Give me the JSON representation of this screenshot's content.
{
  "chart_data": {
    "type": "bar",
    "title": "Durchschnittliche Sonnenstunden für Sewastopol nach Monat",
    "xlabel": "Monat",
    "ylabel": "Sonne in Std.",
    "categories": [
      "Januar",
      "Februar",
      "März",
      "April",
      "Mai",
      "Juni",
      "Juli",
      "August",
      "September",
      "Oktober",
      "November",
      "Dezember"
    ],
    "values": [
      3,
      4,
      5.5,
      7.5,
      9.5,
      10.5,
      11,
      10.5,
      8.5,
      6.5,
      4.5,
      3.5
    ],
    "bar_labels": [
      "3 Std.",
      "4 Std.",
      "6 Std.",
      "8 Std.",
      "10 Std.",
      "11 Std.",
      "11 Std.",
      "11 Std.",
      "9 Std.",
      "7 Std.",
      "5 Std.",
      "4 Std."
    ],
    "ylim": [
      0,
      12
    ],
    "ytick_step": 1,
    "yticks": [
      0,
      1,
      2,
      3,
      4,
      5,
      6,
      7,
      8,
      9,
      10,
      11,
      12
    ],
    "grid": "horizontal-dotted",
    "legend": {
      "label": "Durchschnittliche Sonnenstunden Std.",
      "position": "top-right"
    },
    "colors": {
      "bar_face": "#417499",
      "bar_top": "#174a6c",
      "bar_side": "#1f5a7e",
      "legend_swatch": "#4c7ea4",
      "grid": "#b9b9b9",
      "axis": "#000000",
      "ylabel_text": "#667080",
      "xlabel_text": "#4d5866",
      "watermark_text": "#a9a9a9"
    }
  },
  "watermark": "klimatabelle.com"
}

+ + + + + + +

| Problem statement |
Go through the data and count each line that has the word "grid", then give the total alone.

| Solution for this problem |
2